• WHAT TO DO:
All of the data should be repeated exactly; pictures are not part of the copy.

• EXCERPTED RECORDS:
• • • • •
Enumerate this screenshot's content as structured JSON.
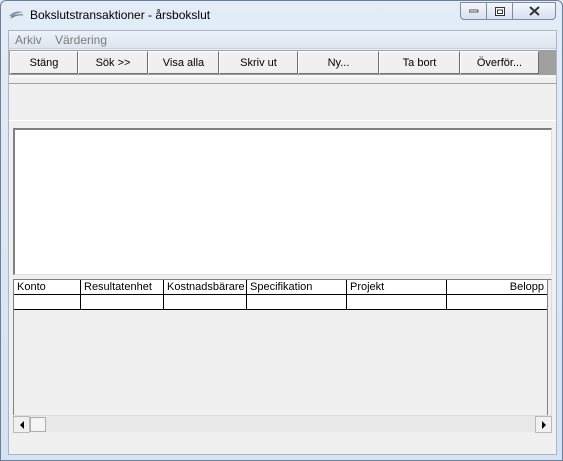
{
  "window": {
    "title": "Bokslutstransaktioner - årsbokslut",
    "icon": "app-icon"
  },
  "menu": {
    "items": [
      "Arkiv",
      "Värdering"
    ]
  },
  "toolbar": {
    "buttons": [
      "Stäng",
      "Sök >>",
      "Visa alla",
      "Skriv ut",
      "Ny...",
      "Ta bort",
      "Överför..."
    ]
  },
  "grid": {
    "columns": [
      "Konto",
      "Resultatenhet",
      "Kostnadsbärare",
      "Specifikation",
      "Projekt",
      "Belopp"
    ]
  },
  "colors": {
    "title_bar": "#dfe9f5",
    "client_background": "#f0f0f0",
    "toolbar_background": "#a0a0a0",
    "menu_disabled_text": "#7b7b7b"
  }
}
• • • • •
• THE SOLUTION:
Enumerate this screenshot's content as structured JSON.
{
  "window": {
    "title": "Bokslutstransaktioner - årsbokslut",
    "icon": "app-icon"
  },
  "menu": {
    "items": [
      "Arkiv",
      "Värdering"
    ]
  },
  "toolbar": {
    "buttons": [
      "Stäng",
      "Sök >>",
      "Visa alla",
      "Skriv ut",
      "Ny...",
      "Ta bort",
      "Överför..."
    ]
  },
  "grid": {
    "columns": [
      "Konto",
      "Resultatenhet",
      "Kostnadsbärare",
      "Specifikation",
      "Projekt",
      "Belopp"
    ]
  },
  "colors": {
    "title_bar": "#dfe9f5",
    "client_background": "#f0f0f0",
    "toolbar_background": "#a0a0a0",
    "menu_disabled_text": "#7b7b7b"
  }
}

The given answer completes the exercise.